**What the task asks:** Take the material below and retype it in full; pictures are left out.

Records from a data source:

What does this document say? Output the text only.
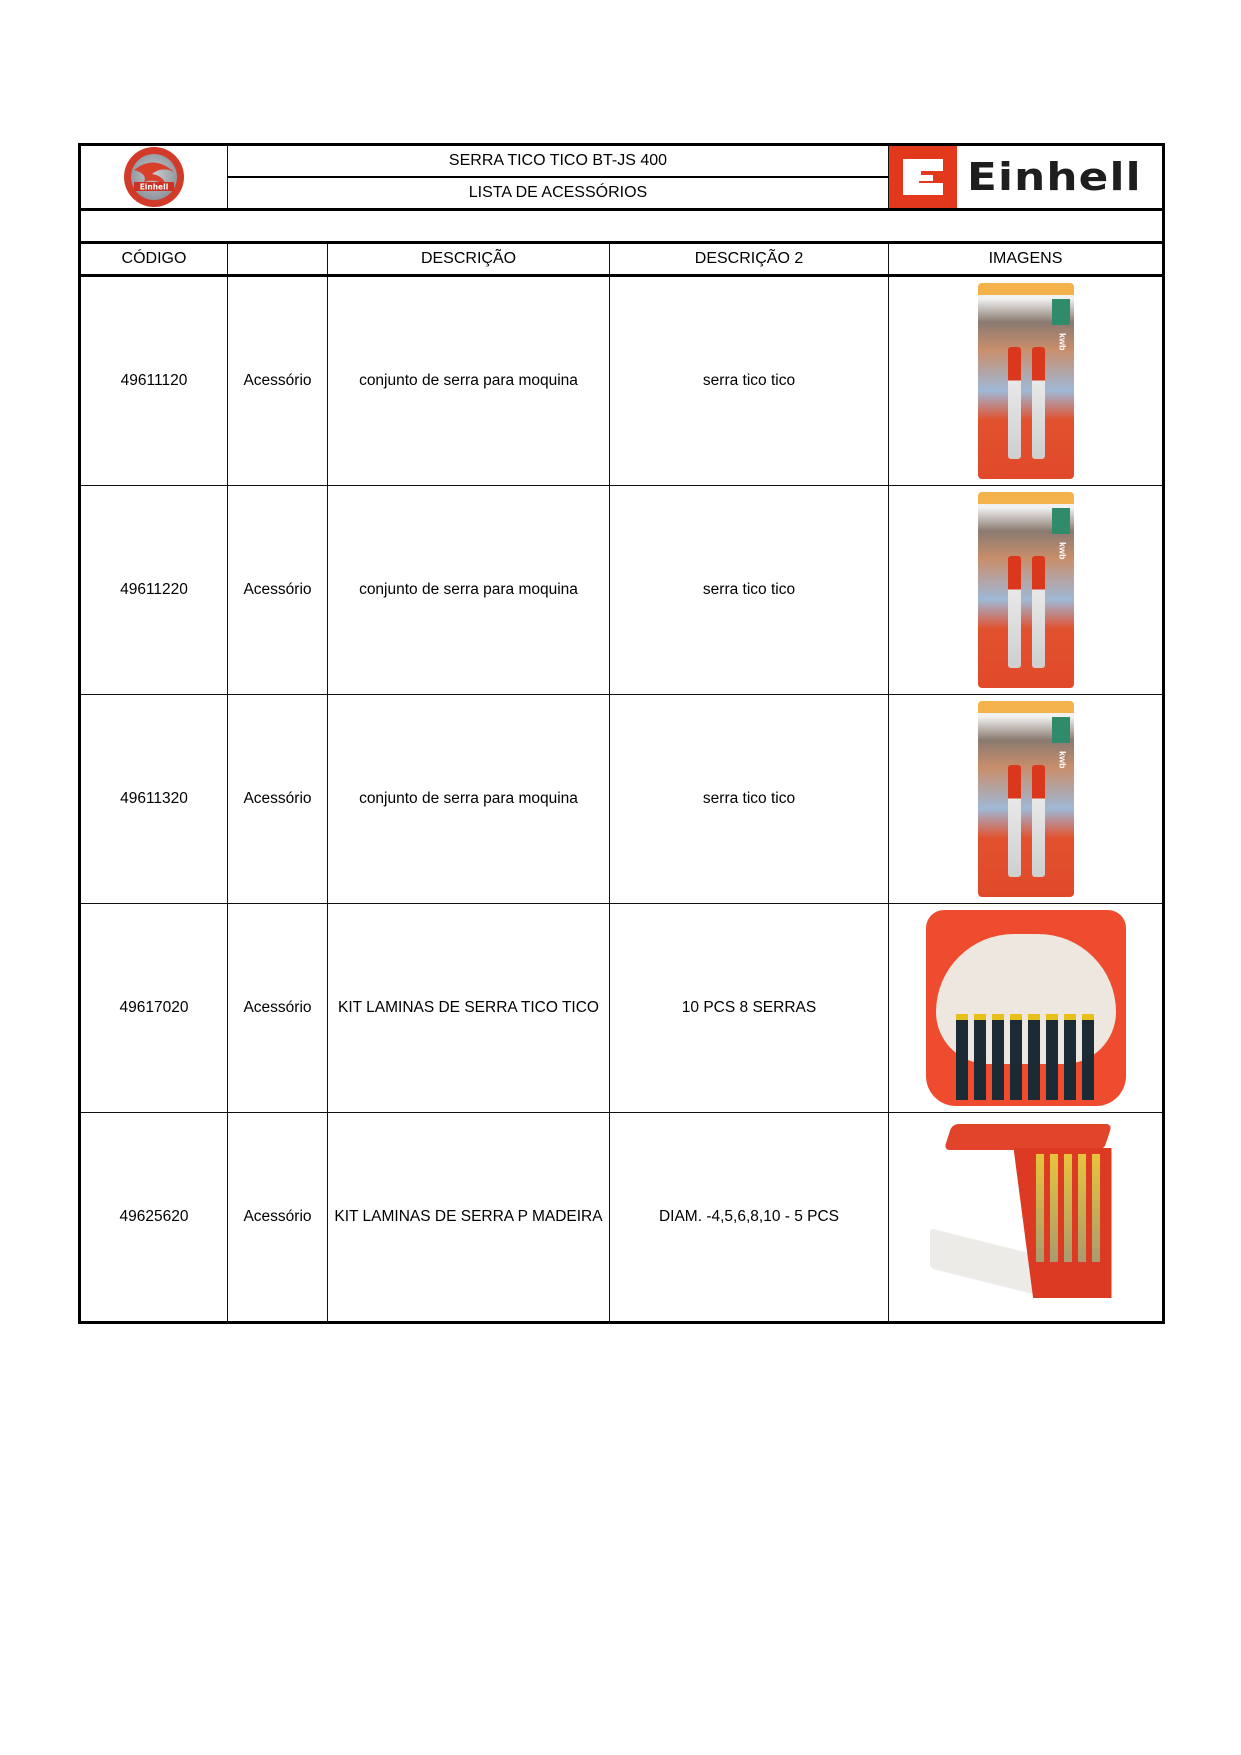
Einhell	SERRA TICO TICO BT-JS 400			Einhell

	LISTA DE ACESSÓRIOS			

CÓDIGO		DESCRIÇÃO	DESCRIÇÃO 2	IMAGENS
49611120	Acessório	conjunto de serra para moquina	serra tico tico	kwb

49611220	Acessório	conjunto de serra para moquina	serra tico tico	kwb

49611320	Acessório	conjunto de serra para moquina	serra tico tico	kwb

49617020	Acessório	KIT LAMINAS DE SERRA TICO TICO	10 PCS 8 SERRAS	

49625620	Acessório	KIT LAMINAS DE SERRA P MADEIRA	DIAM. -4,5,6,8,10 - 5 PCS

**Solution below:**
What does this document say? Output the text only.
Einhell	SERRA TICO TICO BT-JS 400			Einhell

	LISTA DE ACESSÓRIOS			

CÓDIGO		DESCRIÇÃO	DESCRIÇÃO 2	IMAGENS
49611120	Acessório	conjunto de serra para moquina	serra tico tico	kwb

49611220	Acessório	conjunto de serra para moquina	serra tico tico	kwb

49611320	Acessório	conjunto de serra para moquina	serra tico tico	kwb

49617020	Acessório	KIT LAMINAS DE SERRA TICO TICO	10 PCS 8 SERRAS	

49625620	Acessório	KIT LAMINAS DE SERRA P MADEIRA	DIAM. -4,5,6,8,10 - 5 PCS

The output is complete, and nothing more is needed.